Task data –

====

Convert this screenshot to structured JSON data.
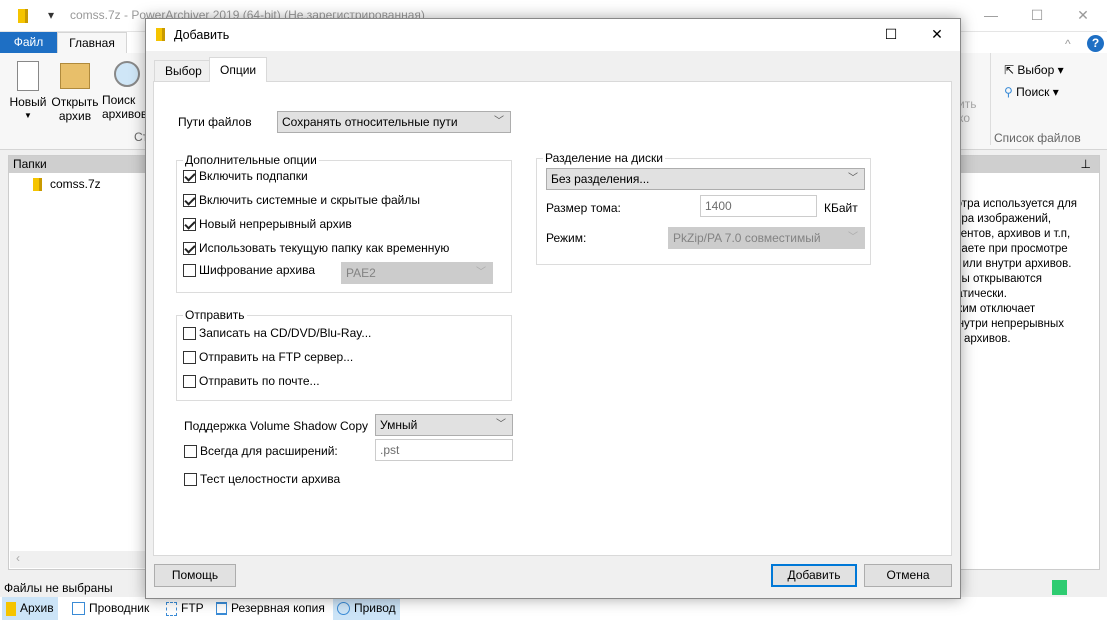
{
  "app": {
    "title": "comss.7z - PowerArchiver 2019 (64-bit) (Не зарегистрированная)",
    "ribbon_tabs": [
      "Файл",
      "Главная"
    ],
    "ribbon_buttons": [
      {
        "label": "Новый",
        "icon": "new-file-icon"
      },
      {
        "label": "Открыть архив",
        "icon": "folder-icon"
      },
      {
        "label": "Поиск архивов",
        "icon": "search-icon"
      }
    ],
    "ribbon_group_partial": "Ст",
    "right_ribbon": {
      "select": "Выбор",
      "search": "Поиск",
      "group": "Список файлов",
      "partial": "ить\nко"
    },
    "folders_panel": {
      "title": "Папки",
      "items": [
        "comss.7z"
      ]
    },
    "preview_text": [
      "смотра используется для",
      "мотра изображений,",
      "кументов, архивов и т.п,",
      "бираете при просмотре",
      "ках или внутри архивов.",
      "айлы открываются",
      "оматически.",
      "режим отключает",
      "р внутри непрерывных",
      "архивов."
    ],
    "status": "Файлы не выбраны",
    "bottom_tabs": [
      {
        "label": "Архив",
        "icon": "archive-icon"
      },
      {
        "label": "Проводник",
        "icon": "explorer-icon"
      },
      {
        "label": "FTP",
        "icon": "ftp-icon"
      },
      {
        "label": "Резервная копия",
        "icon": "backup-icon"
      },
      {
        "label": "Привод",
        "icon": "drive-icon"
      }
    ],
    "status_color": "#2ecc71"
  },
  "dialog": {
    "title": "Добавить",
    "tabs": [
      "Выбор",
      "Опции"
    ],
    "active_tab": "Опции",
    "file_paths_label": "Пути файлов",
    "file_paths_value": "Сохранять относительные пути",
    "extra": {
      "legend": "Дополнительные опции",
      "items": [
        {
          "label": "Включить подпапки",
          "checked": true
        },
        {
          "label": "Включить системные и скрытые файлы",
          "checked": true
        },
        {
          "label": "Новый непрерывный архив",
          "checked": true
        },
        {
          "label": "Использовать текущую папку как временную",
          "checked": true
        },
        {
          "label": "Шифрование архива",
          "checked": false
        }
      ],
      "encryption_value": "PAE2"
    },
    "send": {
      "legend": "Отправить",
      "items": [
        {
          "label": "Записать на CD/DVD/Blu-Ray...",
          "checked": false
        },
        {
          "label": "Отправить на FTP сервер...",
          "checked": false
        },
        {
          "label": "Отправить по почте...",
          "checked": false
        }
      ]
    },
    "vss_label": "Поддержка Volume Shadow Copy",
    "vss_value": "Умный",
    "always_ext": {
      "label": "Всегда для расширений:",
      "checked": false,
      "value": ".pst"
    },
    "test": {
      "label": "Тест целостности архива",
      "checked": false
    },
    "split": {
      "legend": "Разделение на диски",
      "value": "Без разделения...",
      "size_label": "Размер тома:",
      "size_value": "1400",
      "size_unit": "КБайт",
      "mode_label": "Режим:",
      "mode_value": "PkZip/PA 7.0 совместимый"
    },
    "buttons": {
      "help": "Помощь",
      "add": "Добавить",
      "cancel": "Отмена"
    }
  }
}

====

Exercise task –
Identify and copy the lines holding the word "title".

Answer to this exercise –
    "title": "comss.7z - PowerArchiver 2019 (64-bit) (Не зарегистрированная)",
      "title": "Папки",
    "title": "Добавить",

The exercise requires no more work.